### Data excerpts
[START]

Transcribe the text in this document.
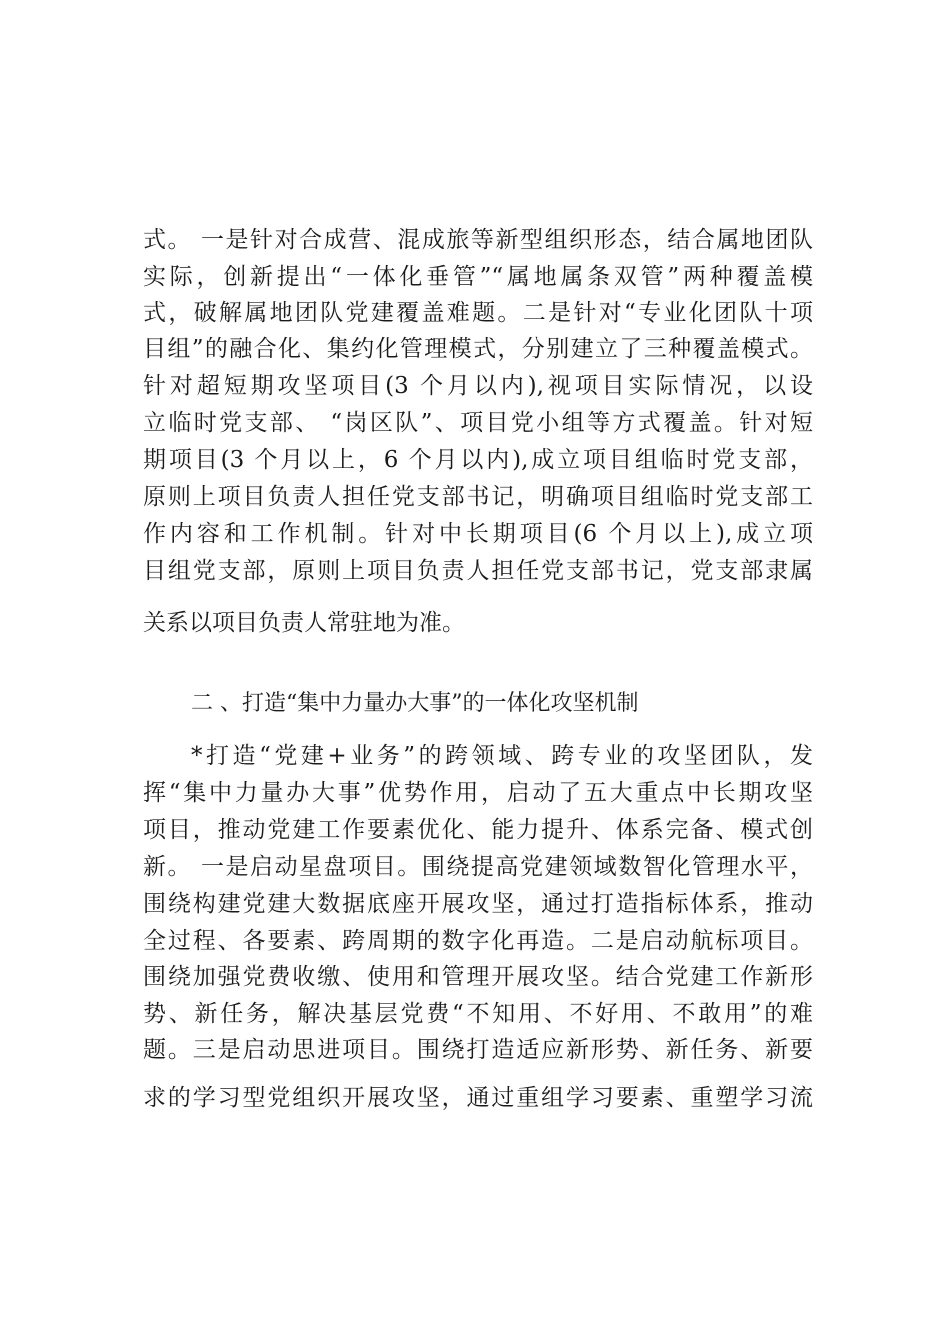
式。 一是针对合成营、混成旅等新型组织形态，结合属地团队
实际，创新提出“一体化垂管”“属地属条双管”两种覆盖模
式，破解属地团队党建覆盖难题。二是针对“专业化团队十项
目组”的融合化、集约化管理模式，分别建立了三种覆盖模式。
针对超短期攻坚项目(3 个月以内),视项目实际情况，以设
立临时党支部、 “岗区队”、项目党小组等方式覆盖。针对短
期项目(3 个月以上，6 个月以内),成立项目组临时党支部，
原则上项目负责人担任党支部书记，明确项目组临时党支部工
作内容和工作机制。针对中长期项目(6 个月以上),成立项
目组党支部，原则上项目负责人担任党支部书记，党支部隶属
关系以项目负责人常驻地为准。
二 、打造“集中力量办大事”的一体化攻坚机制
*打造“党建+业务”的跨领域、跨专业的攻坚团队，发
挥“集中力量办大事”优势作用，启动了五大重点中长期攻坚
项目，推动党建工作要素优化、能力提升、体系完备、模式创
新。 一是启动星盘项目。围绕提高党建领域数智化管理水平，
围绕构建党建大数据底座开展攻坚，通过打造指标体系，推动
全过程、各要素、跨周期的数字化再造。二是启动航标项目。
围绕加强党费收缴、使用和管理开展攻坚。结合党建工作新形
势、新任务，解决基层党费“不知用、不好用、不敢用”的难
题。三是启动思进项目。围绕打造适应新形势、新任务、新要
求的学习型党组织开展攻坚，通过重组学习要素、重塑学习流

[END]
[START]

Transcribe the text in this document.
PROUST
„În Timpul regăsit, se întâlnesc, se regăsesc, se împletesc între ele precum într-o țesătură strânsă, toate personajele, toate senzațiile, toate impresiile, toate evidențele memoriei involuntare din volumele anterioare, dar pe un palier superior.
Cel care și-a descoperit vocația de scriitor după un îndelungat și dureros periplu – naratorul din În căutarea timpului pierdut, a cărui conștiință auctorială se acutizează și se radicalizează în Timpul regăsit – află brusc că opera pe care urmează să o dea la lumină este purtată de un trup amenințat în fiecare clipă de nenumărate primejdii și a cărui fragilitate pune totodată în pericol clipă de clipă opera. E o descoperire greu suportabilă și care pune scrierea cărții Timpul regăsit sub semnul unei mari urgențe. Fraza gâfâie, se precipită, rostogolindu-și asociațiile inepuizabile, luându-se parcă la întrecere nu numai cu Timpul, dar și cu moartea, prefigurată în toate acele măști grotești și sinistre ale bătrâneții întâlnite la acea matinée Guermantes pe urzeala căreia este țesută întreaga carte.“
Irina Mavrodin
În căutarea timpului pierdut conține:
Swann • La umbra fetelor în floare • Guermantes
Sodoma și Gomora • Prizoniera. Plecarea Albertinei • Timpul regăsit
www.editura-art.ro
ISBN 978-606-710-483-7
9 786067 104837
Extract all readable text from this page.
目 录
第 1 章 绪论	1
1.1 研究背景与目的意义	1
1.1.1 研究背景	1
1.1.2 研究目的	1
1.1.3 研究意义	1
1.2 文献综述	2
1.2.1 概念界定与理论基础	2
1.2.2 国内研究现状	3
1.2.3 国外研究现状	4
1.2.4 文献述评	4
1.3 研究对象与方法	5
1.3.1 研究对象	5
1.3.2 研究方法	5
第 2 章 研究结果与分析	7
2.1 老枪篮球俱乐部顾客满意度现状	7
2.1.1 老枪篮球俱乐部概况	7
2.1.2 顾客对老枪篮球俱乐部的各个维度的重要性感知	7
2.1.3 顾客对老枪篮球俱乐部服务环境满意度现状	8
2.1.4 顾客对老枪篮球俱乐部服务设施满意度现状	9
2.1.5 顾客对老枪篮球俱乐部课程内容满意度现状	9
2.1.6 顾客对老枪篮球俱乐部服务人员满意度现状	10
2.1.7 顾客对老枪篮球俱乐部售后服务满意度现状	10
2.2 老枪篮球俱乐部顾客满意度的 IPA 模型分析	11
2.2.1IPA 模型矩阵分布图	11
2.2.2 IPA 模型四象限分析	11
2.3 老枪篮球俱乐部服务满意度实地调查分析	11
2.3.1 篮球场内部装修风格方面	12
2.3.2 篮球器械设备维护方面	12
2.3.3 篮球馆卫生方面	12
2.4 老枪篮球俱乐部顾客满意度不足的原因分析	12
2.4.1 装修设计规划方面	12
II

[END]

### REQUIREMENTS
Which lines in the records above contain the string "集中力量办大事"? Copy each one.

### EXERCISE SOLUTION
二 、打造“集中力量办大事”的一体化攻坚机制
挥“集中力量办大事”优势作用，启动了五大重点中长期攻坚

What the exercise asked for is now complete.